> Work instructions:
Using the listing below, report all lines holding the word "this".

> Dataset records:

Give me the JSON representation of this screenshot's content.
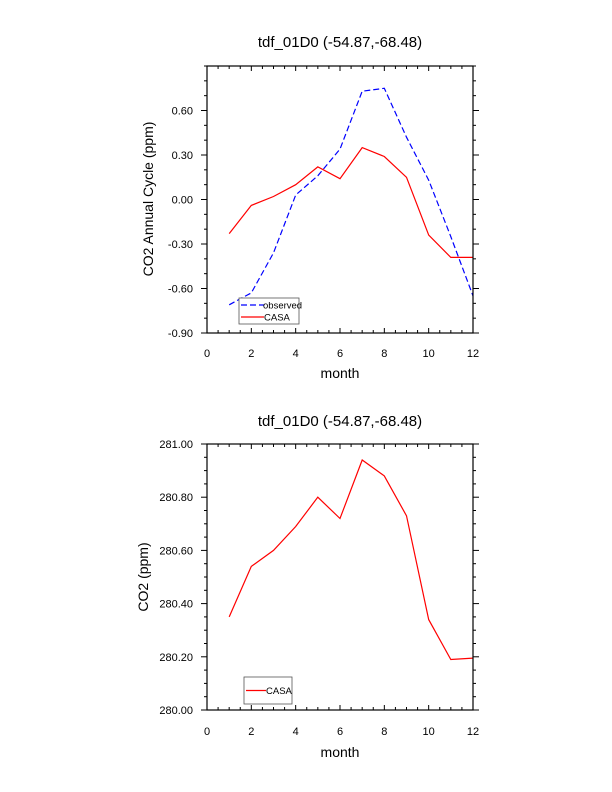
{
  "chart_data": [
    {
      "type": "line",
      "title": "tdf_01D0 (-54.87,-68.48)",
      "xlabel": "month",
      "ylabel": "CO2 Annual Cycle (ppm)",
      "xlim": [
        0,
        12
      ],
      "ylim": [
        -0.9,
        0.9
      ],
      "xticks": [
        0,
        2,
        4,
        6,
        8,
        10,
        12
      ],
      "xtick_labels": [
        "0",
        "2",
        "4",
        "6",
        "8",
        "10",
        "12"
      ],
      "yticks": [
        -0.9,
        -0.6,
        -0.3,
        0.0,
        0.3,
        0.6
      ],
      "ytick_labels": [
        "-0.90",
        "-0.60",
        "-0.30",
        "0.00",
        "0.30",
        "0.60"
      ],
      "x_minor_step": 0.5,
      "y_minor_step": 0.1,
      "grid": false,
      "legend_position": "bottom-left",
      "x": [
        1,
        2,
        3,
        4,
        5,
        6,
        7,
        8,
        9,
        10,
        11,
        12
      ],
      "series": [
        {
          "name": "observed",
          "color": "#0000ff",
          "dash": "dashed",
          "values": [
            -0.71,
            -0.63,
            -0.36,
            0.03,
            0.16,
            0.34,
            0.73,
            0.75,
            0.42,
            0.13,
            -0.25,
            -0.65
          ]
        },
        {
          "name": "CASA",
          "color": "#ff0000",
          "dash": "solid",
          "values": [
            -0.23,
            -0.04,
            0.02,
            0.1,
            0.22,
            0.14,
            0.35,
            0.29,
            0.15,
            -0.24,
            -0.39,
            -0.39
          ]
        }
      ]
    },
    {
      "type": "line",
      "title": "tdf_01D0 (-54.87,-68.48)",
      "xlabel": "month",
      "ylabel": "CO2 (ppm)",
      "xlim": [
        0,
        12
      ],
      "ylim": [
        280.0,
        281.0
      ],
      "xticks": [
        0,
        2,
        4,
        6,
        8,
        10,
        12
      ],
      "xtick_labels": [
        "0",
        "2",
        "4",
        "6",
        "8",
        "10",
        "12"
      ],
      "yticks": [
        280.0,
        280.2,
        280.4,
        280.6,
        280.8,
        281.0
      ],
      "ytick_labels": [
        "280.00",
        "280.20",
        "280.40",
        "280.60",
        "280.80",
        "281.00"
      ],
      "x_minor_step": 0.5,
      "y_minor_step": 0.05,
      "grid": false,
      "legend_position": "bottom-left",
      "x": [
        1,
        2,
        3,
        4,
        5,
        6,
        7,
        8,
        9,
        10,
        11,
        12
      ],
      "series": [
        {
          "name": "CASA",
          "color": "#ff0000",
          "dash": "solid",
          "values": [
            280.35,
            280.54,
            280.6,
            280.69,
            280.8,
            280.72,
            280.94,
            280.88,
            280.73,
            280.34,
            280.19,
            280.195
          ]
        }
      ]
    }
  ]
}
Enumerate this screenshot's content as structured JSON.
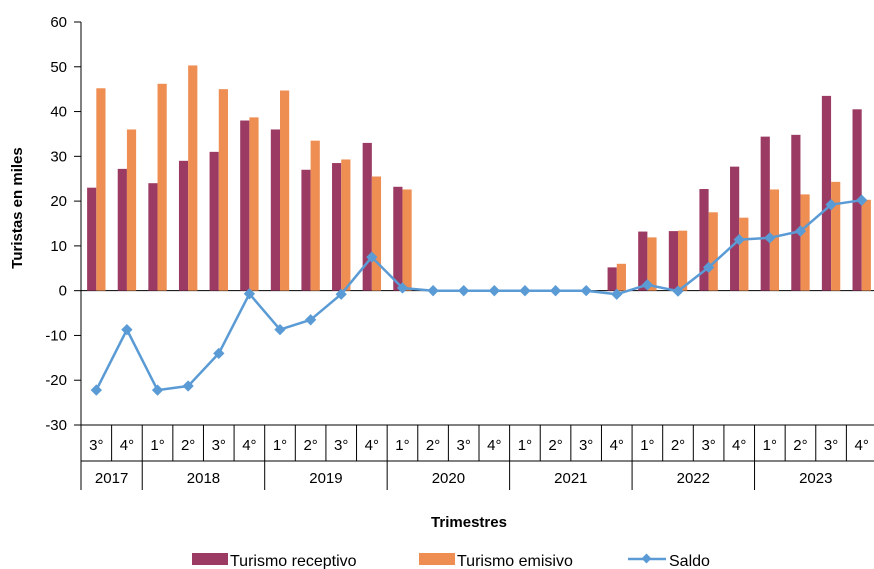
{
  "colors": {
    "receptivo": "#9b3b63",
    "emisivo": "#ee8e52",
    "saldo": "#5b9bd5",
    "axis": "#000000"
  },
  "chart_data": {
    "type": "bar",
    "xlabel": "Trimestres",
    "ylabel": "Turistas en miles",
    "ylim": [
      -30,
      60
    ],
    "yticks": [
      -30,
      -20,
      -10,
      0,
      10,
      20,
      30,
      40,
      50,
      60
    ],
    "quarters": [
      "3°",
      "4°",
      "1°",
      "2°",
      "3°",
      "4°",
      "1°",
      "2°",
      "3°",
      "4°",
      "1°",
      "2°",
      "3°",
      "4°",
      "1°",
      "2°",
      "3°",
      "4°",
      "1°",
      "2°",
      "3°",
      "4°",
      "1°",
      "2°",
      "3°",
      "4°"
    ],
    "years": [
      {
        "label": "2017",
        "count": 2
      },
      {
        "label": "2018",
        "count": 4
      },
      {
        "label": "2019",
        "count": 4
      },
      {
        "label": "2020",
        "count": 4
      },
      {
        "label": "2021",
        "count": 4
      },
      {
        "label": "2022",
        "count": 4
      },
      {
        "label": "2023",
        "count": 4
      }
    ],
    "series": [
      {
        "name": "Turismo receptivo",
        "kind": "bar",
        "values": [
          23,
          27.2,
          24,
          29,
          31,
          38,
          36,
          27,
          28.5,
          33,
          23.2,
          0,
          0,
          0,
          0,
          0,
          0,
          5.2,
          13.2,
          13.3,
          22.7,
          27.7,
          34.4,
          34.8,
          43.5,
          40.5
        ]
      },
      {
        "name": "Turismo emisivo",
        "kind": "bar",
        "values": [
          45.2,
          36,
          46.2,
          50.3,
          45,
          38.7,
          44.7,
          33.5,
          29.3,
          25.5,
          22.6,
          0,
          0,
          0,
          0,
          0,
          0,
          6,
          11.9,
          13.4,
          17.5,
          16.3,
          22.6,
          21.5,
          24.3,
          20.3
        ]
      },
      {
        "name": "Saldo",
        "kind": "line",
        "values": [
          -22.2,
          -8.7,
          -22.2,
          -21.3,
          -14,
          -0.7,
          -8.7,
          -6.5,
          -0.8,
          7.5,
          0.6,
          0,
          0,
          0,
          0,
          0,
          0,
          -0.8,
          1.3,
          -0.1,
          5.2,
          11.4,
          11.8,
          13.3,
          19.2,
          20.2
        ]
      }
    ]
  }
}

> Finished answer:
Give me the JSON representation of this screenshot's content.
Enumerate this screenshot's content as structured JSON.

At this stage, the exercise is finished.